## Problem to solve
Below are records. Copy every line with "fill" in it.
····················
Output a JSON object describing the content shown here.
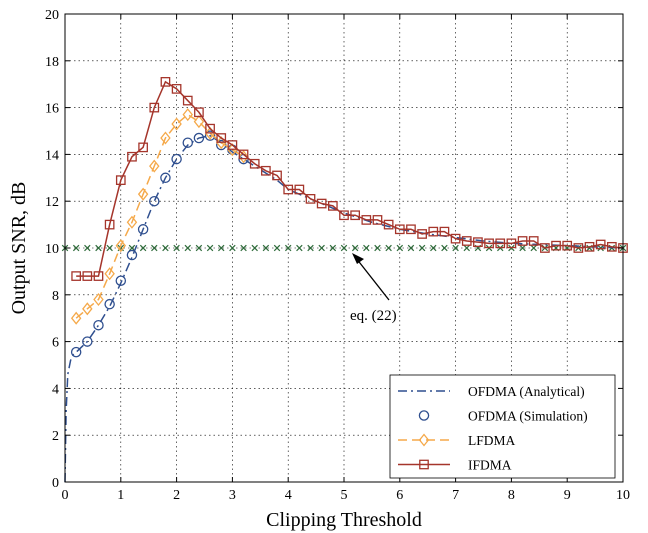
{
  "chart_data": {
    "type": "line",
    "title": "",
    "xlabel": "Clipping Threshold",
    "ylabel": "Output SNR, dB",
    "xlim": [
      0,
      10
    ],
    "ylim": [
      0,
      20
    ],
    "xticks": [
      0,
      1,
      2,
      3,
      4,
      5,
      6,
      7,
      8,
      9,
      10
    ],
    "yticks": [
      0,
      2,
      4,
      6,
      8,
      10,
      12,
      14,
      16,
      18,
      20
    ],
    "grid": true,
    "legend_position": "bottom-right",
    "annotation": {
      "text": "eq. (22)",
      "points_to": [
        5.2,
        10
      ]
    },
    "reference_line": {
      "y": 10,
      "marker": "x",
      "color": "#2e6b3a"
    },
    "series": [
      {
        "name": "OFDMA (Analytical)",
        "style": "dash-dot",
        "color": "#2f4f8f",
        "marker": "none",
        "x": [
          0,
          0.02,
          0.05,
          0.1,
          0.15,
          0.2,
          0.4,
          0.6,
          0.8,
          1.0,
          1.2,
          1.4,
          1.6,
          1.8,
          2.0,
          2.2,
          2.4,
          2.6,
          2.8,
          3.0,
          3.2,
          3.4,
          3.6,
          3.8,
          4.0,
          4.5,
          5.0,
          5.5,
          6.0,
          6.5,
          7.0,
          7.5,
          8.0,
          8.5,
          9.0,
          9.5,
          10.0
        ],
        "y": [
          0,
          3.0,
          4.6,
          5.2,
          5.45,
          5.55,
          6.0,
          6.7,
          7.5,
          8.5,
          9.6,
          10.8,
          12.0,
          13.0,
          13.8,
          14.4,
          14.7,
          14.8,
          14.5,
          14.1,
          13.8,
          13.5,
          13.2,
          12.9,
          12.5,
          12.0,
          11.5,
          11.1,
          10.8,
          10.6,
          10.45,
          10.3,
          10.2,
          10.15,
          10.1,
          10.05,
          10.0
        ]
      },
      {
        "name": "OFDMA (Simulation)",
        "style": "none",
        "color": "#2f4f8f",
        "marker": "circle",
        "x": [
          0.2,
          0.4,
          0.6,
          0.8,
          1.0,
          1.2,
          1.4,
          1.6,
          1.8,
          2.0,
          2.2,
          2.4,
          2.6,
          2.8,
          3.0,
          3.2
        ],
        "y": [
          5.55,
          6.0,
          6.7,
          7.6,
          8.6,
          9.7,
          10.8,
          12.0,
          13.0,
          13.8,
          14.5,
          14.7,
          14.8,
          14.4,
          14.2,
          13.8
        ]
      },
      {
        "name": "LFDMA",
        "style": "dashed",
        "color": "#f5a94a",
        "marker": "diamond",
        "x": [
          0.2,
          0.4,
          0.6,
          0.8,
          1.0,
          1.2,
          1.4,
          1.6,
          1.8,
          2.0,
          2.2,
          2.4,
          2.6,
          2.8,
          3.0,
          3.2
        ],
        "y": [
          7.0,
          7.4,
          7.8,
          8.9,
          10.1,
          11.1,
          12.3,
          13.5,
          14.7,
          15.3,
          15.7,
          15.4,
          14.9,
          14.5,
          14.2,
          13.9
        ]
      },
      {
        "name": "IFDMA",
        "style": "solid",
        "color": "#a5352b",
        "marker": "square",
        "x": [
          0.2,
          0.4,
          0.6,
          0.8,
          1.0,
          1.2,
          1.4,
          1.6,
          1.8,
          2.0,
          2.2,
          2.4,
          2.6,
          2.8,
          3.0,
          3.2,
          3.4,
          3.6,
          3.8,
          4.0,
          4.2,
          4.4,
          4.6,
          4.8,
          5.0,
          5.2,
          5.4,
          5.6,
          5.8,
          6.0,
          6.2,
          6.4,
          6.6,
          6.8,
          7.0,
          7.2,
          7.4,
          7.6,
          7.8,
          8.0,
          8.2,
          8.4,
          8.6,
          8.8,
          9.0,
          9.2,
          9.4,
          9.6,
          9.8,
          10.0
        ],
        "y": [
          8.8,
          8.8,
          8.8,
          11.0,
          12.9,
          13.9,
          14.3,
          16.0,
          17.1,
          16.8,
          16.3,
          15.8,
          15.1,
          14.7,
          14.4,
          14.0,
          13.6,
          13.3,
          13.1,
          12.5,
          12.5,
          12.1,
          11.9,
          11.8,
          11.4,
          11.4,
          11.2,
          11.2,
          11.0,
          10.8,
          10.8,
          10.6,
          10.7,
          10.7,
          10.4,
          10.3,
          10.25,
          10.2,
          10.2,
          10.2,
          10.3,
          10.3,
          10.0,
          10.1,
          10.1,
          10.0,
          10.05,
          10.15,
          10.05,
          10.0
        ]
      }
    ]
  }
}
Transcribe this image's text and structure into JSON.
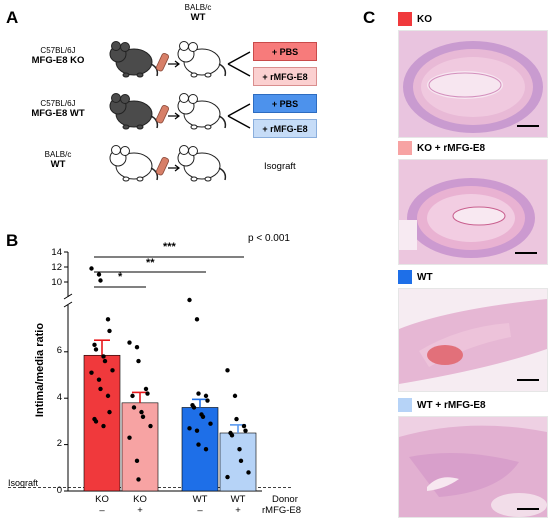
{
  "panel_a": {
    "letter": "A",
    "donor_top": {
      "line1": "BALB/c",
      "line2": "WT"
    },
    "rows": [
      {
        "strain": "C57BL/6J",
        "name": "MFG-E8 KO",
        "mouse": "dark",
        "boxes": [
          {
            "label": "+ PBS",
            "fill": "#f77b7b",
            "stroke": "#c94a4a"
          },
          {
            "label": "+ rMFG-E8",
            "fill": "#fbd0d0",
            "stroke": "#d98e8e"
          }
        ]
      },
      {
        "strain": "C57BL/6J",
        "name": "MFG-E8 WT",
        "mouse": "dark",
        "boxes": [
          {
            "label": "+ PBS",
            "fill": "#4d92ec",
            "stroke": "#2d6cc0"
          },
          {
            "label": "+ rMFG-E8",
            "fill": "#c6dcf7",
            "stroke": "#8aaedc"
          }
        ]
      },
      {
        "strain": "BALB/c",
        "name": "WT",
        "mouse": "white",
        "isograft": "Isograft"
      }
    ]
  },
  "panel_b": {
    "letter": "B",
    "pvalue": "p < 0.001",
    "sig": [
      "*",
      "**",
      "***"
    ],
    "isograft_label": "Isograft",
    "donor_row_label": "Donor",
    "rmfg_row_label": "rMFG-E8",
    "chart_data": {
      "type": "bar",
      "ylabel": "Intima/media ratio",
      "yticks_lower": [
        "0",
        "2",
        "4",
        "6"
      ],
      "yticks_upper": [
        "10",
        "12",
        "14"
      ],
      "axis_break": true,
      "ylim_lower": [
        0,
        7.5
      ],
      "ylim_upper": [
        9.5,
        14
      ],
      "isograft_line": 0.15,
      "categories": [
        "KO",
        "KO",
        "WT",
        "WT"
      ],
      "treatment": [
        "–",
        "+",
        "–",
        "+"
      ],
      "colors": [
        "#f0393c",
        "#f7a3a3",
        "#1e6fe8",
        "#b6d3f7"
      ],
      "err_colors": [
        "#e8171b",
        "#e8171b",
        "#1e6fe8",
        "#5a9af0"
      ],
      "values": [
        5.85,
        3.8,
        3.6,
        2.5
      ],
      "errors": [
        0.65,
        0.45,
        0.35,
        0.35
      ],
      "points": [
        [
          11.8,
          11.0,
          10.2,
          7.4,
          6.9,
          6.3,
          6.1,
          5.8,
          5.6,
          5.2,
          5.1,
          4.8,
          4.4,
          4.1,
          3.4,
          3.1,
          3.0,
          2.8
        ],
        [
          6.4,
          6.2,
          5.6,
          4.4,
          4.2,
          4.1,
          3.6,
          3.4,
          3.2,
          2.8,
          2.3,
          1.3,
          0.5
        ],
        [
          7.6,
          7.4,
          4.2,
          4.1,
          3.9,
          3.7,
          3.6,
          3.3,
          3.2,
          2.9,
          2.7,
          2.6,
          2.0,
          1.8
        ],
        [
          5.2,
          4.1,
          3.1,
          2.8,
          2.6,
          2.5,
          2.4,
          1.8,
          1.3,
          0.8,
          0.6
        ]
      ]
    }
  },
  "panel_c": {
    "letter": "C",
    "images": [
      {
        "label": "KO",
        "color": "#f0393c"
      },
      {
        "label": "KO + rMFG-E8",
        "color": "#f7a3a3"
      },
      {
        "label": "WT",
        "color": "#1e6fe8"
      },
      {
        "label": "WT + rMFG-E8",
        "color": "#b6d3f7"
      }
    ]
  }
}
····················
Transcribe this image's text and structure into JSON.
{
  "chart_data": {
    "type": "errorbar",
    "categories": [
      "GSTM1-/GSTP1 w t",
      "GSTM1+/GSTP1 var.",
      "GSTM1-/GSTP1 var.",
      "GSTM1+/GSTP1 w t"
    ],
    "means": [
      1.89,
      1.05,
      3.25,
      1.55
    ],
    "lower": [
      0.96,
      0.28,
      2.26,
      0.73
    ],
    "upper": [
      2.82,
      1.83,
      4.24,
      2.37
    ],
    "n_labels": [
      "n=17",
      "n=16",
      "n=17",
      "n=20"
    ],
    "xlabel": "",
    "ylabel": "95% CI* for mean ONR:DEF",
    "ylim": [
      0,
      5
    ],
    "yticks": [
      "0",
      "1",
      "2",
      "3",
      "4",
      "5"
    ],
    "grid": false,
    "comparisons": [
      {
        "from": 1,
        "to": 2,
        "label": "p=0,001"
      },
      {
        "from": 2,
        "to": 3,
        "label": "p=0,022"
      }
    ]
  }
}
····················
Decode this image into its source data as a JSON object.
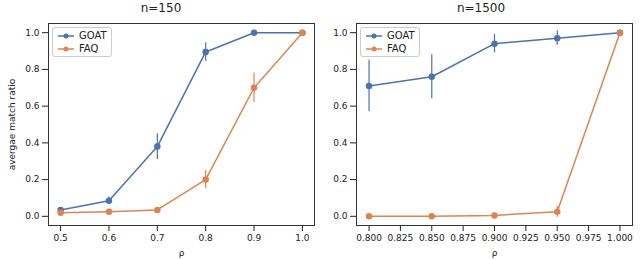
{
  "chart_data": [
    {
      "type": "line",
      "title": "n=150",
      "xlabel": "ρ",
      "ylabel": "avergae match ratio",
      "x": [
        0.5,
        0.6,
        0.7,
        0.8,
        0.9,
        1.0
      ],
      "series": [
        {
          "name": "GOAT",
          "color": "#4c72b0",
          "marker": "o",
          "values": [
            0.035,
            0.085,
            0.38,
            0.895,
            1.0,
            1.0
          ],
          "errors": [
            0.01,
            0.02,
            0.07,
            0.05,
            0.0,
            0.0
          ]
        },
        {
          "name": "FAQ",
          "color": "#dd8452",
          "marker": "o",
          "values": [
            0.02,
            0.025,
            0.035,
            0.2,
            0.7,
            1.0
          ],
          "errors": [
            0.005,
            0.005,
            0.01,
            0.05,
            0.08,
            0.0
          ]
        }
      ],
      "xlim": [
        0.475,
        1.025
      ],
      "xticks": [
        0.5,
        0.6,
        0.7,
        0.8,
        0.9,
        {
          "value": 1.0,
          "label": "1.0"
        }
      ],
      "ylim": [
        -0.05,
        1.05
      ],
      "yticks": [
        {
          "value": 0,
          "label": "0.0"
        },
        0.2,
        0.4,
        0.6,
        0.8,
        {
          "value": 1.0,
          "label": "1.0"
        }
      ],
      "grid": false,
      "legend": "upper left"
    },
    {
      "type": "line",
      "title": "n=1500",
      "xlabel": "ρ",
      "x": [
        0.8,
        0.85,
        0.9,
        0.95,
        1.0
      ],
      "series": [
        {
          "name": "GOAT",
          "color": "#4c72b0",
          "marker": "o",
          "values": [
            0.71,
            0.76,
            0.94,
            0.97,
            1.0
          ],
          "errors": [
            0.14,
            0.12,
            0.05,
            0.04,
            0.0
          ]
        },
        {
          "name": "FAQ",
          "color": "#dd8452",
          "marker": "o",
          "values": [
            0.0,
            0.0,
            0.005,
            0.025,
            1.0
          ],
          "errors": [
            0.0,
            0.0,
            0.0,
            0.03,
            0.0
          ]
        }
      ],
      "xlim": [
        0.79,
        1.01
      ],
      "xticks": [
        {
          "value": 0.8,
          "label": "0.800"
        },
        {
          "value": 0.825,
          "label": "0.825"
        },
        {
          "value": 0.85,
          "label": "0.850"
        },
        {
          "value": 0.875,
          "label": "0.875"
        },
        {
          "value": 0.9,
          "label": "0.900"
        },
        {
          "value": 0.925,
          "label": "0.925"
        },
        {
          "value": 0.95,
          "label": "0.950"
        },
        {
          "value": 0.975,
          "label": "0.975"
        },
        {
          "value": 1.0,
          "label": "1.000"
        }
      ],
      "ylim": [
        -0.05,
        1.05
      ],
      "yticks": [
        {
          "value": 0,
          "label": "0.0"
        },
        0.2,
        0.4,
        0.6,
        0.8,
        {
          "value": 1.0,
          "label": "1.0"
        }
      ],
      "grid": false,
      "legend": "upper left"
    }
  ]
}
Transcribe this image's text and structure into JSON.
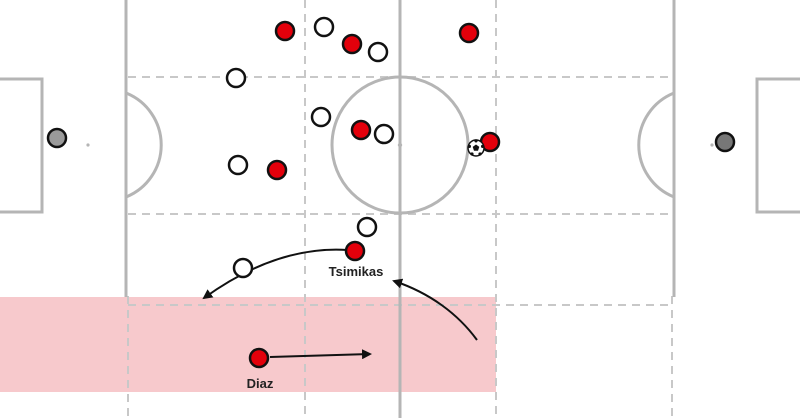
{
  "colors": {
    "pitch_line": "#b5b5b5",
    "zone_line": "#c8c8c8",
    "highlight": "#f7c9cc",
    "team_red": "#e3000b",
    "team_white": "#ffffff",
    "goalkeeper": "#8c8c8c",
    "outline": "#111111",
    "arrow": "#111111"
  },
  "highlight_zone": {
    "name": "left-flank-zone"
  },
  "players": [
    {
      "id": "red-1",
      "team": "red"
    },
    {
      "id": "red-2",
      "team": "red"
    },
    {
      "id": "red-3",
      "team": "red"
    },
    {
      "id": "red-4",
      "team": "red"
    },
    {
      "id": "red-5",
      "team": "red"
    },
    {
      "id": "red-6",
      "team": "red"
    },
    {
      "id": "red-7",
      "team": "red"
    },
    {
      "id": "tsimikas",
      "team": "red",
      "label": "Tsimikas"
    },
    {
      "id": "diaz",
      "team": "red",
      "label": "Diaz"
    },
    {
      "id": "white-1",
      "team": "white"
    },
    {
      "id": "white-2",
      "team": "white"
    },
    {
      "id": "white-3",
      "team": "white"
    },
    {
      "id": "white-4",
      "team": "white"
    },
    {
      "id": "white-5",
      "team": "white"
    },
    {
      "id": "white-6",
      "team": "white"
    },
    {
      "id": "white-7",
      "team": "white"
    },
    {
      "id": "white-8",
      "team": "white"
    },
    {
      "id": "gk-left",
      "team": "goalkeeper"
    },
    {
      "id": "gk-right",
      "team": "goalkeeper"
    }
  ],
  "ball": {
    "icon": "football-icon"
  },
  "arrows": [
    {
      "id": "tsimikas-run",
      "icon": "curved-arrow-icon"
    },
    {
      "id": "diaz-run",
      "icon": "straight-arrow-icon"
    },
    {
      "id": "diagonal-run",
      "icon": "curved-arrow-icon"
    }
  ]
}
····················
## Response to the task
            "fill": "#f77b7b",
            "fill": "#fbd0d0",
            "fill": "#4d92ec",
            "fill": "#c6dcf7",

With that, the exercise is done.